§ Data records
☆ ☆ ☆ ☆

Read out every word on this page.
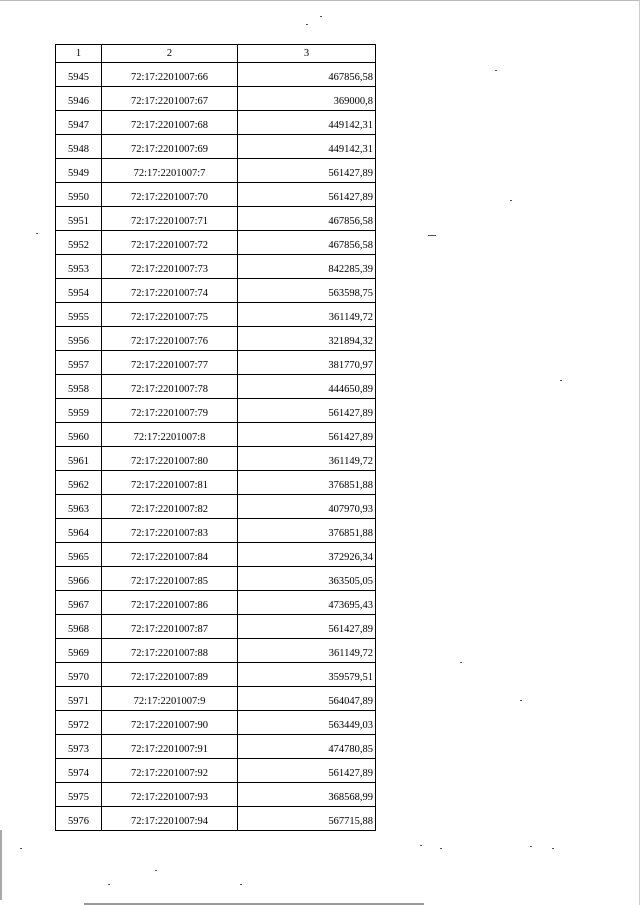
1	2	3
5945	72:17:2201007:66	467856,58
5946	72:17:2201007:67	369000,8
5947	72:17:2201007:68	449142,31
5948	72:17:2201007:69	449142,31
5949	72:17:2201007:7	561427,89
5950	72:17:2201007:70	561427,89
5951	72:17:2201007:71	467856,58
5952	72:17:2201007:72	467856,58
5953	72:17:2201007:73	842285,39
5954	72:17:2201007:74	563598,75
5955	72:17:2201007:75	361149,72
5956	72:17:2201007:76	321894,32
5957	72:17:2201007:77	381770,97
5958	72:17:2201007:78	444650,89
5959	72:17:2201007:79	561427,89
5960	72:17:2201007:8	561427,89
5961	72:17:2201007:80	361149,72
5962	72:17:2201007:81	376851,88
5963	72:17:2201007:82	407970,93
5964	72:17:2201007:83	376851,88
5965	72:17:2201007:84	372926,34
5966	72:17:2201007:85	363505,05
5967	72:17:2201007:86	473695,43
5968	72:17:2201007:87	561427,89
5969	72:17:2201007:88	361149,72
5970	72:17:2201007:89	359579,51
5971	72:17:2201007:9	564047,89
5972	72:17:2201007:90	563449,03
5973	72:17:2201007:91	474780,85
5974	72:17:2201007:92	561427,89
5975	72:17:2201007:93	368568,99
5976	72:17:2201007:94	567715,88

☆ ☆ ☆ ☆

Will you restate every entry word for word and omit the images?

§ Final result
Read out every word on this page.
1	2	3
5945	72:17:2201007:66	467856,58
5946	72:17:2201007:67	369000,8
5947	72:17:2201007:68	449142,31
5948	72:17:2201007:69	449142,31
5949	72:17:2201007:7	561427,89
5950	72:17:2201007:70	561427,89
5951	72:17:2201007:71	467856,58
5952	72:17:2201007:72	467856,58
5953	72:17:2201007:73	842285,39
5954	72:17:2201007:74	563598,75
5955	72:17:2201007:75	361149,72
5956	72:17:2201007:76	321894,32
5957	72:17:2201007:77	381770,97
5958	72:17:2201007:78	444650,89
5959	72:17:2201007:79	561427,89
5960	72:17:2201007:8	561427,89
5961	72:17:2201007:80	361149,72
5962	72:17:2201007:81	376851,88
5963	72:17:2201007:82	407970,93
5964	72:17:2201007:83	376851,88
5965	72:17:2201007:84	372926,34
5966	72:17:2201007:85	363505,05
5967	72:17:2201007:86	473695,43
5968	72:17:2201007:87	561427,89
5969	72:17:2201007:88	361149,72
5970	72:17:2201007:89	359579,51
5971	72:17:2201007:9	564047,89
5972	72:17:2201007:90	563449,03
5973	72:17:2201007:91	474780,85
5974	72:17:2201007:92	561427,89
5975	72:17:2201007:93	368568,99
5976	72:17:2201007:94	567715,88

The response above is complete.